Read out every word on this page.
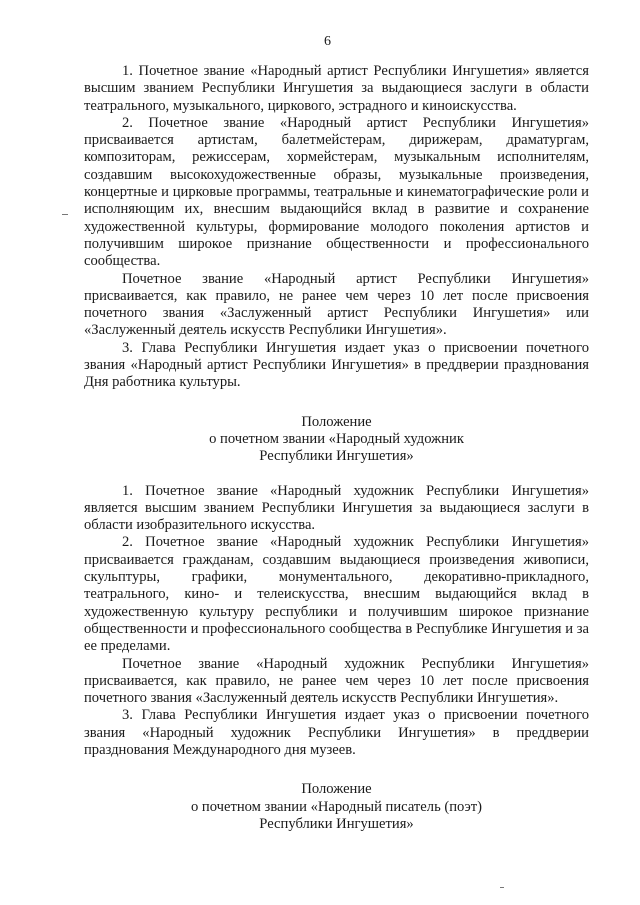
6

1. Почетное звание «Народный артист Республики Ингушетия» является высшим званием Республики Ингушетия за выдающиеся заслуги в области театрального, музыкального, циркового, эстрадного и киноискусства.

2. Почетное звание «Народный артист Республики Ингушетия» присваивается артистам, балетмейстерам, дирижерам, драматургам, композиторам, режиссерам, хормейстерам, музыкальным исполнителям, создавшим высокохудожественные образы, музыкальные произведения, концертные и цирковые программы, театральные и кинематографические роли и исполняющим их, внесшим выдающийся вклад в развитие и сохранение художественной культуры, формирование молодого поколения артистов и получившим широкое признание общественности и профессионального сообщества.

Почетное звание «Народный артист Республики Ингушетия» присваивается, как правило, не ранее чем через 10 лет после присвоения почетного звания «Заслуженный артист Республики Ингушетия» или «Заслуженный деятель искусств Республики Ингушетия».

3. Глава Республики Ингушетия издает указ о присвоении почетного звания «Народный артист Республики Ингушетия» в преддверии празднования Дня работника культуры.

Положение
о почетном звании «Народный художник
Республики Ингушетия»

1. Почетное звание «Народный художник Республики Ингушетия» является высшим званием Республики Ингушетия за выдающиеся заслуги в области изобразительного искусства.

2. Почетное звание «Народный художник Республики Ингушетия» присваивается гражданам, создавшим выдающиеся произведения живописи, скульптуры, графики, монументального, декоративно-прикладного, театрального, кино- и телеискусства, внесшим выдающийся вклад в художественную культуру республики и получившим широкое признание общественности и профессионального сообщества в Республике Ингушетия и за ее пределами.

Почетное звание «Народный художник Республики Ингушетия» присваивается, как правило, не ранее чем через 10 лет после присвоения почетного звания «Заслуженный деятель искусств Республики Ингушетия».

3. Глава Республики Ингушетия издает указ о присвоении почетного звания «Народный художник Республики Ингушетия» в преддверии празднования Международного дня музеев.

Положение
о почетном звании «Народный писатель (поэт)
Республики Ингушетия»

☆ ☆ ☆ ☆ ☆ ☆ ☆

_Work to do_. Your task is to repeat the data above exactly while excluding the pictures.

_Correct output_.
Read out every word on this page.
6

1. Почетное звание «Народный артист Республики Ингушетия» является высшим званием Республики Ингушетия за выдающиеся заслуги в области театрального, музыкального, циркового, эстрадного и киноискусства.

2. Почетное звание «Народный артист Республики Ингушетия» присваивается артистам, балетмейстерам, дирижерам, драматургам, композиторам, режиссерам, хормейстерам, музыкальным исполнителям, создавшим высокохудожественные образы, музыкальные произведения, концертные и цирковые программы, театральные и кинематографические роли и исполняющим их, внесшим выдающийся вклад в развитие и сохранение художественной культуры, формирование молодого поколения артистов и получившим широкое признание общественности и профессионального сообщества.

Почетное звание «Народный артист Республики Ингушетия» присваивается, как правило, не ранее чем через 10 лет после присвоения почетного звания «Заслуженный артист Республики Ингушетия» или «Заслуженный деятель искусств Республики Ингушетия».

3. Глава Республики Ингушетия издает указ о присвоении почетного звания «Народный артист Республики Ингушетия» в преддверии празднования Дня работника культуры.

Положение
о почетном звании «Народный художник
Республики Ингушетия»

1. Почетное звание «Народный художник Республики Ингушетия» является высшим званием Республики Ингушетия за выдающиеся заслуги в области изобразительного искусства.

2. Почетное звание «Народный художник Республики Ингушетия» присваивается гражданам, создавшим выдающиеся произведения живописи, скульптуры, графики, монументального, декоративно-прикладного, театрального, кино- и телеискусства, внесшим выдающийся вклад в художественную культуру республики и получившим широкое признание общественности и профессионального сообщества в Республике Ингушетия и за ее пределами.

Почетное звание «Народный художник Республики Ингушетия» присваивается, как правило, не ранее чем через 10 лет после присвоения почетного звания «Заслуженный деятель искусств Республики Ингушетия».

3. Глава Республики Ингушетия издает указ о присвоении почетного звания «Народный художник Республики Ингушетия» в преддверии празднования Международного дня музеев.

Положение
о почетном звании «Народный писатель (поэт)
Республики Ингушетия»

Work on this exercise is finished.